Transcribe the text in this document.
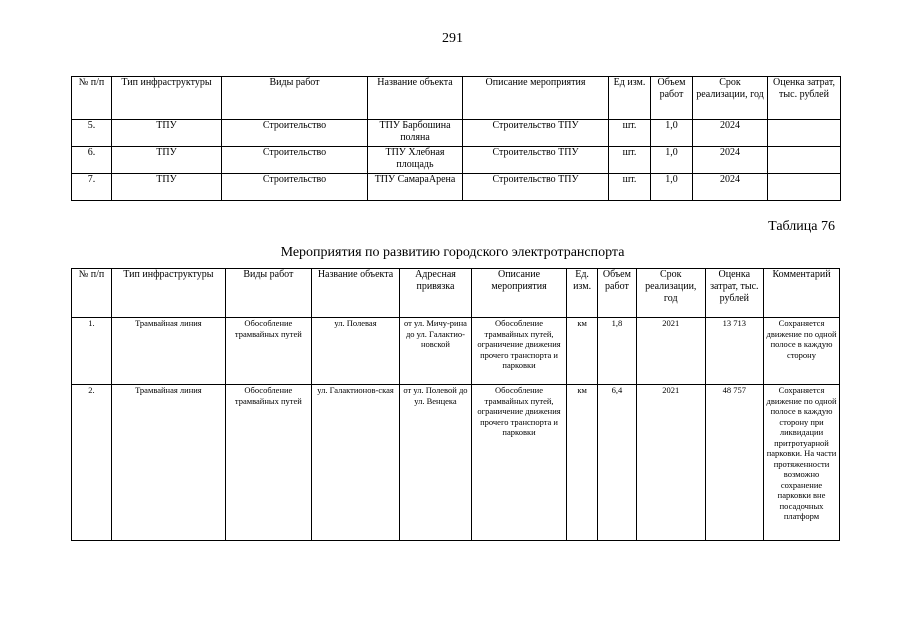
291
№ п/п	Тип инфраструктуры	Виды работ	Название объекта	Описание мероприятия	Ед изм.	Объем работ	Срок реализации, год	Оценка затрат, тыс. рублей
5.	ТПУ	Строительство	ТПУ Барбошина поляна	Строительство ТПУ	шт.	1,0	2024	
6.	ТПУ	Строительство	ТПУ Хлебная площадь	Строительство ТПУ	шт.	1,0	2024	
7.	ТПУ	Строительство	ТПУ СамараАрена	Строительство ТПУ	шт.	1,0	2024	
Таблица 76
Мероприятия по развитию городского электротранспорта
№ п/п	Тип инфраструктуры	Виды работ	Название объекта	Адресная привязка	Описание мероприятия	Ед. изм.	Объем работ	Срок реализации, год	Оценка затрат, тыс. рублей	Комментарий
1.	Трамвайная линия	Обособление трамвайных путей	ул. Полевая	от ул. Мичу-рина до ул. Галактио-новской	Обособление трамвайных путей, ограничение движения прочего транспорта и парковки	км	1,8	2021	13 713	Сохраняется движение по одной полосе в каждую сторону
2.	Трамвайная линия	Обособление трамвайных путей	ул. Галактионов-ская	от ул. Полевой до ул. Венцека	Обособление трамвайных путей, ограничение движения прочего транспорта и парковки	км	6,4	2021	48 757	Сохраняется движение по одной полосе в каждую сторону при ликвидации притротуарной парковки. На части протяженности возможно сохранение парковки вне посадочных платформ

◆ ◆ ◆

__GOAL OF THE EXERCISE__
Write the listing above out again exactly, dropping each image.

__RESULT BELOW__
Transcribe the text in this document.
291
№ п/п	Тип инфраструктуры	Виды работ	Название объекта	Описание мероприятия	Ед изм.	Объем работ	Срок реализации, год	Оценка затрат, тыс. рублей
5.	ТПУ	Строительство	ТПУ Барбошина поляна	Строительство ТПУ	шт.	1,0	2024	
6.	ТПУ	Строительство	ТПУ Хлебная площадь	Строительство ТПУ	шт.	1,0	2024	
7.	ТПУ	Строительство	ТПУ СамараАрена	Строительство ТПУ	шт.	1,0	2024	
Таблица 76
Мероприятия по развитию городского электротранспорта
№ п/п	Тип инфраструктуры	Виды работ	Название объекта	Адресная привязка	Описание мероприятия	Ед. изм.	Объем работ	Срок реализации, год	Оценка затрат, тыс. рублей	Комментарий
1.	Трамвайная линия	Обособление трамвайных путей	ул. Полевая	от ул. Мичу-рина до ул. Галактио-новской	Обособление трамвайных путей, ограничение движения прочего транспорта и парковки	км	1,8	2021	13 713	Сохраняется движение по одной полосе в каждую сторону
2.	Трамвайная линия	Обособление трамвайных путей	ул. Галактионов-ская	от ул. Полевой до ул. Венцека	Обособление трамвайных путей, ограничение движения прочего транспорта и парковки	км	6,4	2021	48 757	Сохраняется движение по одной полосе в каждую сторону при ликвидации притротуарной парковки. На части протяженности возможно сохранение парковки вне посадочных платформ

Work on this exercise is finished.